▸ Problem: Without the pictures, copy the entries below word for word.

▸ Data shown:
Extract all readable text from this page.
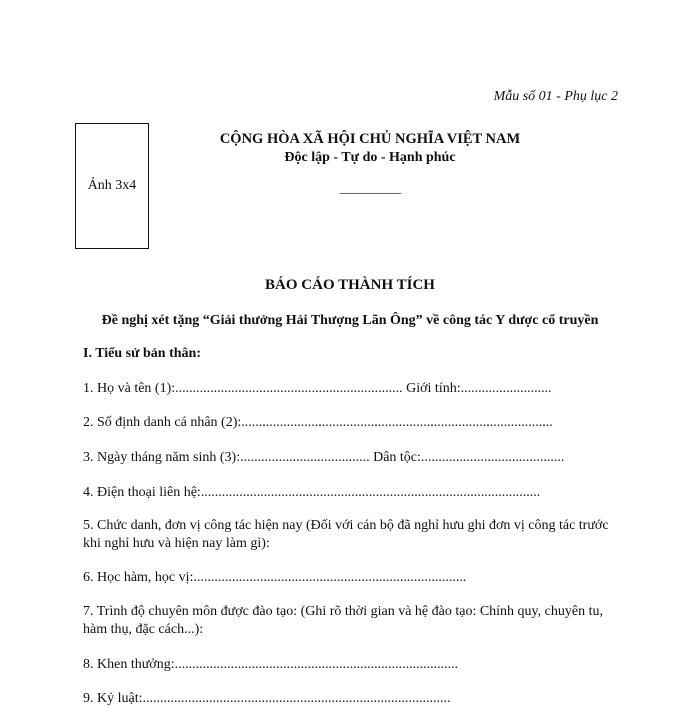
Mẫu số 01 - Phụ lục 2
Ảnh 3x4
CỘNG HÒA XÃ HỘI CHỦ NGHĨA VIỆT NAM
Độc lập - Tự do - Hạnh phúc
___________
BÁO CÁO THÀNH TÍCH
Đề nghị xét tặng “Giải thưởng Hải Thượng Lãn Ông” về công tác Y dược cổ truyền
I. Tiểu sử bản thân:
1. Họ và tên (1):................................................................. Giới tính:..........................
2. Số định danh cá nhân (2):.........................................................................................
3. Ngày tháng năm sinh (3):..................................... Dân tộc:.........................................
4. Điện thoại liên hệ:.................................................................................................
5. Chức danh, đơn vị công tác hiện nay (Đối với cán bộ đã nghỉ hưu ghi đơn vị công tác trước khi nghỉ hưu và hiện nay làm gì):
6. Học hàm, học vị:..............................................................................
7. Trình độ chuyên môn được đào tạo: (Ghi rõ thời gian và hệ đào tạo: Chính quy, chuyên tu, hàm thụ, đặc cách...):
8. Khen thưởng:.................................................................................
9. Kỷ luật:........................................................................................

▸ Solution to this task:
Extract all readable text from this page.
Mẫu số 01 - Phụ lục 2
Ảnh 3x4
CỘNG HÒA XÃ HỘI CHỦ NGHĨA VIỆT NAM
Độc lập - Tự do - Hạnh phúc
___________
BÁO CÁO THÀNH TÍCH
Đề nghị xét tặng “Giải thưởng Hải Thượng Lãn Ông” về công tác Y dược cổ truyền
I. Tiểu sử bản thân:
1. Họ và tên (1):................................................................. Giới tính:..........................
2. Số định danh cá nhân (2):.........................................................................................
3. Ngày tháng năm sinh (3):..................................... Dân tộc:.........................................
4. Điện thoại liên hệ:.................................................................................................
5. Chức danh, đơn vị công tác hiện nay (Đối với cán bộ đã nghỉ hưu ghi đơn vị công tác trước khi nghỉ hưu và hiện nay làm gì):
6. Học hàm, học vị:..............................................................................
7. Trình độ chuyên môn được đào tạo: (Ghi rõ thời gian và hệ đào tạo: Chính quy, chuyên tu, hàm thụ, đặc cách...):
8. Khen thưởng:.................................................................................
9. Kỷ luật:........................................................................................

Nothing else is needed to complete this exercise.